--- begin Material supplied ---

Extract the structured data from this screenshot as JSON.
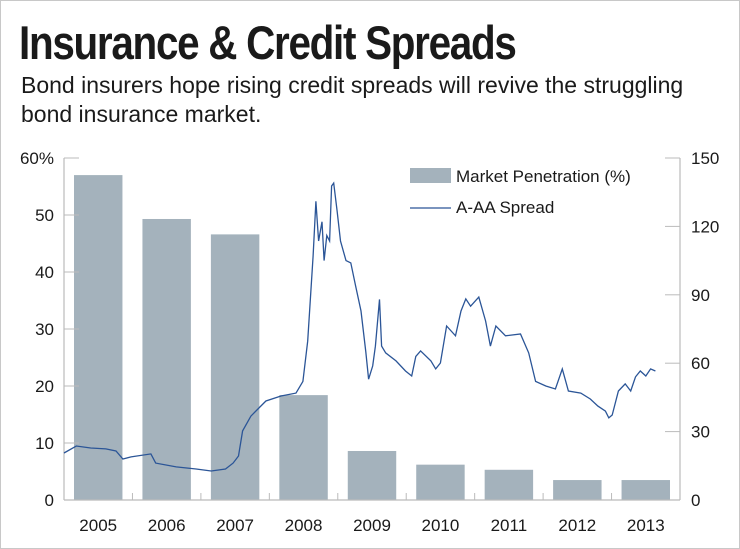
{
  "title": "Insurance & Credit Spreads",
  "subtitle": "Bond insurers hope rising credit spreads will revive the struggling bond insurance market.",
  "chart_data": {
    "type": "bar+line",
    "categories": [
      "2005",
      "2006",
      "2007",
      "2008",
      "2009",
      "2010",
      "2011",
      "2012",
      "2013"
    ],
    "left_axis": {
      "ticks": [
        "0",
        "10",
        "20",
        "30",
        "40",
        "50",
        "60%"
      ],
      "range": [
        0,
        60
      ]
    },
    "right_axis": {
      "ticks": [
        "0",
        "30",
        "60",
        "90",
        "120",
        "150"
      ],
      "range": [
        0,
        150
      ]
    },
    "grid": false,
    "legend_position": "top-right",
    "colors": {
      "bar": "#a4b2bc",
      "line": "#2b5597"
    },
    "series": [
      {
        "name": "Market Penetration (%)",
        "type": "bar",
        "axis": "left",
        "values": [
          57,
          49.3,
          46.6,
          18.4,
          8.6,
          6.2,
          5.3,
          3.5,
          3.5
        ]
      },
      {
        "name": "A-AA Spread",
        "type": "line",
        "axis": "right",
        "points": [
          [
            2005.0,
            20.6
          ],
          [
            2005.18,
            23.7
          ],
          [
            2005.39,
            22.8
          ],
          [
            2005.61,
            22.4
          ],
          [
            2005.76,
            21.5
          ],
          [
            2005.86,
            18
          ],
          [
            2005.98,
            18.9
          ],
          [
            2006.27,
            20.2
          ],
          [
            2006.34,
            16.2
          ],
          [
            2006.64,
            14.5
          ],
          [
            2006.93,
            13.6
          ],
          [
            2007.15,
            12.7
          ],
          [
            2007.36,
            13.6
          ],
          [
            2007.47,
            16.2
          ],
          [
            2007.55,
            19.3
          ],
          [
            2007.61,
            30.3
          ],
          [
            2007.73,
            36.8
          ],
          [
            2007.95,
            43.4
          ],
          [
            2008.17,
            45.6
          ],
          [
            2008.39,
            46.9
          ],
          [
            2008.49,
            52
          ],
          [
            2008.56,
            69.7
          ],
          [
            2008.64,
            107
          ],
          [
            2008.68,
            131
          ],
          [
            2008.72,
            113.6
          ],
          [
            2008.77,
            122
          ],
          [
            2008.8,
            105
          ],
          [
            2008.84,
            116
          ],
          [
            2008.88,
            113.6
          ],
          [
            2008.91,
            137.7
          ],
          [
            2008.94,
            139
          ],
          [
            2008.99,
            126.8
          ],
          [
            2009.04,
            113.6
          ],
          [
            2009.12,
            105
          ],
          [
            2009.19,
            104
          ],
          [
            2009.26,
            93.9
          ],
          [
            2009.34,
            82.9
          ],
          [
            2009.41,
            65
          ],
          [
            2009.45,
            53
          ],
          [
            2009.51,
            58.8
          ],
          [
            2009.55,
            67.5
          ],
          [
            2009.61,
            88
          ],
          [
            2009.64,
            67.5
          ],
          [
            2009.7,
            64.5
          ],
          [
            2009.85,
            61
          ],
          [
            2009.99,
            56.6
          ],
          [
            2010.08,
            54.4
          ],
          [
            2010.14,
            63
          ],
          [
            2010.21,
            65.4
          ],
          [
            2010.36,
            61
          ],
          [
            2010.43,
            57.5
          ],
          [
            2010.5,
            60.1
          ],
          [
            2010.59,
            76.3
          ],
          [
            2010.72,
            72
          ],
          [
            2010.8,
            82.9
          ],
          [
            2010.87,
            88.2
          ],
          [
            2010.94,
            85
          ],
          [
            2011.06,
            89
          ],
          [
            2011.16,
            78.5
          ],
          [
            2011.23,
            67.5
          ],
          [
            2011.31,
            76.3
          ],
          [
            2011.45,
            72
          ],
          [
            2011.67,
            72.8
          ],
          [
            2011.79,
            64.5
          ],
          [
            2011.89,
            52
          ],
          [
            2012.04,
            50
          ],
          [
            2012.18,
            48.7
          ],
          [
            2012.28,
            57.5
          ],
          [
            2012.37,
            47.8
          ],
          [
            2012.55,
            46.9
          ],
          [
            2012.69,
            44.3
          ],
          [
            2012.8,
            41.2
          ],
          [
            2012.91,
            39
          ],
          [
            2012.96,
            36
          ],
          [
            2013.01,
            37.3
          ],
          [
            2013.1,
            47.8
          ],
          [
            2013.2,
            50.9
          ],
          [
            2013.28,
            47.8
          ],
          [
            2013.35,
            54
          ],
          [
            2013.42,
            56.6
          ],
          [
            2013.5,
            54.4
          ],
          [
            2013.57,
            57.5
          ],
          [
            2013.64,
            56.6
          ]
        ]
      }
    ]
  }
}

--- end Material supplied ---

Repeat the material above verbatim. Leave the pictures behind.

Extract the structured data from this screenshot as JSON.
{
  "title": "Insurance & Credit Spreads",
  "subtitle": "Bond insurers hope rising credit spreads will revive the struggling bond insurance market.",
  "chart_data": {
    "type": "bar+line",
    "categories": [
      "2005",
      "2006",
      "2007",
      "2008",
      "2009",
      "2010",
      "2011",
      "2012",
      "2013"
    ],
    "left_axis": {
      "ticks": [
        "0",
        "10",
        "20",
        "30",
        "40",
        "50",
        "60%"
      ],
      "range": [
        0,
        60
      ]
    },
    "right_axis": {
      "ticks": [
        "0",
        "30",
        "60",
        "90",
        "120",
        "150"
      ],
      "range": [
        0,
        150
      ]
    },
    "grid": false,
    "legend_position": "top-right",
    "colors": {
      "bar": "#a4b2bc",
      "line": "#2b5597"
    },
    "series": [
      {
        "name": "Market Penetration (%)",
        "type": "bar",
        "axis": "left",
        "values": [
          57,
          49.3,
          46.6,
          18.4,
          8.6,
          6.2,
          5.3,
          3.5,
          3.5
        ]
      },
      {
        "name": "A-AA Spread",
        "type": "line",
        "axis": "right",
        "points": [
          [
            2005.0,
            20.6
          ],
          [
            2005.18,
            23.7
          ],
          [
            2005.39,
            22.8
          ],
          [
            2005.61,
            22.4
          ],
          [
            2005.76,
            21.5
          ],
          [
            2005.86,
            18
          ],
          [
            2005.98,
            18.9
          ],
          [
            2006.27,
            20.2
          ],
          [
            2006.34,
            16.2
          ],
          [
            2006.64,
            14.5
          ],
          [
            2006.93,
            13.6
          ],
          [
            2007.15,
            12.7
          ],
          [
            2007.36,
            13.6
          ],
          [
            2007.47,
            16.2
          ],
          [
            2007.55,
            19.3
          ],
          [
            2007.61,
            30.3
          ],
          [
            2007.73,
            36.8
          ],
          [
            2007.95,
            43.4
          ],
          [
            2008.17,
            45.6
          ],
          [
            2008.39,
            46.9
          ],
          [
            2008.49,
            52
          ],
          [
            2008.56,
            69.7
          ],
          [
            2008.64,
            107
          ],
          [
            2008.68,
            131
          ],
          [
            2008.72,
            113.6
          ],
          [
            2008.77,
            122
          ],
          [
            2008.8,
            105
          ],
          [
            2008.84,
            116
          ],
          [
            2008.88,
            113.6
          ],
          [
            2008.91,
            137.7
          ],
          [
            2008.94,
            139
          ],
          [
            2008.99,
            126.8
          ],
          [
            2009.04,
            113.6
          ],
          [
            2009.12,
            105
          ],
          [
            2009.19,
            104
          ],
          [
            2009.26,
            93.9
          ],
          [
            2009.34,
            82.9
          ],
          [
            2009.41,
            65
          ],
          [
            2009.45,
            53
          ],
          [
            2009.51,
            58.8
          ],
          [
            2009.55,
            67.5
          ],
          [
            2009.61,
            88
          ],
          [
            2009.64,
            67.5
          ],
          [
            2009.7,
            64.5
          ],
          [
            2009.85,
            61
          ],
          [
            2009.99,
            56.6
          ],
          [
            2010.08,
            54.4
          ],
          [
            2010.14,
            63
          ],
          [
            2010.21,
            65.4
          ],
          [
            2010.36,
            61
          ],
          [
            2010.43,
            57.5
          ],
          [
            2010.5,
            60.1
          ],
          [
            2010.59,
            76.3
          ],
          [
            2010.72,
            72
          ],
          [
            2010.8,
            82.9
          ],
          [
            2010.87,
            88.2
          ],
          [
            2010.94,
            85
          ],
          [
            2011.06,
            89
          ],
          [
            2011.16,
            78.5
          ],
          [
            2011.23,
            67.5
          ],
          [
            2011.31,
            76.3
          ],
          [
            2011.45,
            72
          ],
          [
            2011.67,
            72.8
          ],
          [
            2011.79,
            64.5
          ],
          [
            2011.89,
            52
          ],
          [
            2012.04,
            50
          ],
          [
            2012.18,
            48.7
          ],
          [
            2012.28,
            57.5
          ],
          [
            2012.37,
            47.8
          ],
          [
            2012.55,
            46.9
          ],
          [
            2012.69,
            44.3
          ],
          [
            2012.8,
            41.2
          ],
          [
            2012.91,
            39
          ],
          [
            2012.96,
            36
          ],
          [
            2013.01,
            37.3
          ],
          [
            2013.1,
            47.8
          ],
          [
            2013.2,
            50.9
          ],
          [
            2013.28,
            47.8
          ],
          [
            2013.35,
            54
          ],
          [
            2013.42,
            56.6
          ],
          [
            2013.5,
            54.4
          ],
          [
            2013.57,
            57.5
          ],
          [
            2013.64,
            56.6
          ]
        ]
      }
    ]
  }
}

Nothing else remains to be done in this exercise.